▶ **AIM**
Copy out each line that includes the word "nominated".

▶ **ENTRIES SHOWN**
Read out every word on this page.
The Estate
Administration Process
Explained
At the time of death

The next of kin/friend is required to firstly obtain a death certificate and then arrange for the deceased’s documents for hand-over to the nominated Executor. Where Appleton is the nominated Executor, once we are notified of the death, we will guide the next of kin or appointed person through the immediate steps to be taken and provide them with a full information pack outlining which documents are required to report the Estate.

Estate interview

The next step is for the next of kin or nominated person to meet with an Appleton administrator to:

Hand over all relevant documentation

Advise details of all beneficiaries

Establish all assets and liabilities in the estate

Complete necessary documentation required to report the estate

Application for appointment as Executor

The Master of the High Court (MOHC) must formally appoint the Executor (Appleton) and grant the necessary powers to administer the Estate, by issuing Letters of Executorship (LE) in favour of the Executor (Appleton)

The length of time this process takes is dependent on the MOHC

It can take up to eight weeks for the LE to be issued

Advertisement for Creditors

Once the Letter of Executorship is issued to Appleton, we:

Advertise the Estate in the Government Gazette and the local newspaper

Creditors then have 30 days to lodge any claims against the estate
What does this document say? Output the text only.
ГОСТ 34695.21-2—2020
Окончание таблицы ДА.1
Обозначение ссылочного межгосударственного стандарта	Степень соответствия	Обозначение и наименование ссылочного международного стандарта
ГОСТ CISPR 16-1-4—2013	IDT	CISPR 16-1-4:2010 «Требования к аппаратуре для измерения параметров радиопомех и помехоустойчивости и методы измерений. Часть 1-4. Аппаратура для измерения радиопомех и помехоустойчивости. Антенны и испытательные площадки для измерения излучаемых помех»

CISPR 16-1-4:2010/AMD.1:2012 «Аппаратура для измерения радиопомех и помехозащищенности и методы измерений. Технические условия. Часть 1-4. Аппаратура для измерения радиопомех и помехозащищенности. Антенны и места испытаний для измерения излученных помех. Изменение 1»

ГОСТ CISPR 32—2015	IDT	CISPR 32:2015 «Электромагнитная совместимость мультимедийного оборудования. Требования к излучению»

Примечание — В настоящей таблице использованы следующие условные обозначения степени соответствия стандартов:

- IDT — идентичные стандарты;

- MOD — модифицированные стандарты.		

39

▶ **RESPONSE BELOW**
The next of kin/friend is required to firstly obtain a death certificate and then arrange for the deceased’s documents for hand-over to the nominated Executor. Where Appleton is the nominated Executor, once we are notified of the death, we will guide the next of kin or appointed person through the immediate steps to be taken and provide them with a full information pack outlining which documents are required to report the Estate.
The next step is for the next of kin or nominated person to meet with an Appleton administrator to:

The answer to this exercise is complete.